__Material supplied__
▼

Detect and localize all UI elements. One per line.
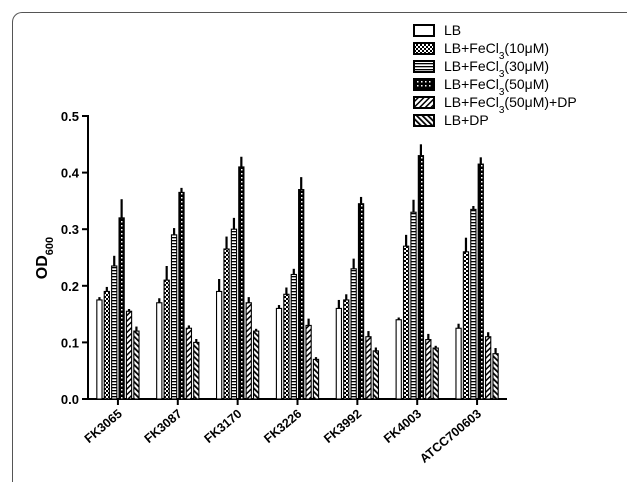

▲
▼

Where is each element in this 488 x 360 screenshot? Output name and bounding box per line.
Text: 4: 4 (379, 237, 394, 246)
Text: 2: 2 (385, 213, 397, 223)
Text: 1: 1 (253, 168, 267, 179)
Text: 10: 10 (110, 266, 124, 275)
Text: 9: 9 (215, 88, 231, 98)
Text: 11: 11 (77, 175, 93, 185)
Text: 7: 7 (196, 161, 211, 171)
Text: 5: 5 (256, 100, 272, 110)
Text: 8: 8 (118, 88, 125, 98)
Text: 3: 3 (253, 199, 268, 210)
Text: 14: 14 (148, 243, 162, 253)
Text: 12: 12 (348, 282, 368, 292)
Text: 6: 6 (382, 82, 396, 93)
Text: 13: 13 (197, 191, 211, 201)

▲

__Short exercise__
Repeat the lines of the records verbatim, beginning at the line that contains "Where is each" and stopping after the line that contains "Text: 13: 13 (197, 191, 211, 201)".

__Expected answer__
Where is each element in this 488 x 360 screenshot? Output name and bounding box per line.
Text: 4: 4 (379, 237, 394, 246)
Text: 2: 2 (385, 213, 397, 223)
Text: 1: 1 (253, 168, 267, 179)
Text: 10: 10 (110, 266, 124, 275)
Text: 9: 9 (215, 88, 231, 98)
Text: 11: 11 (77, 175, 93, 185)
Text: 7: 7 (196, 161, 211, 171)
Text: 5: 5 (256, 100, 272, 110)
Text: 8: 8 (118, 88, 125, 98)
Text: 3: 3 (253, 199, 268, 210)
Text: 14: 14 (148, 243, 162, 253)
Text: 12: 12 (348, 282, 368, 292)
Text: 6: 6 (382, 82, 396, 93)
Text: 13: 13 (197, 191, 211, 201)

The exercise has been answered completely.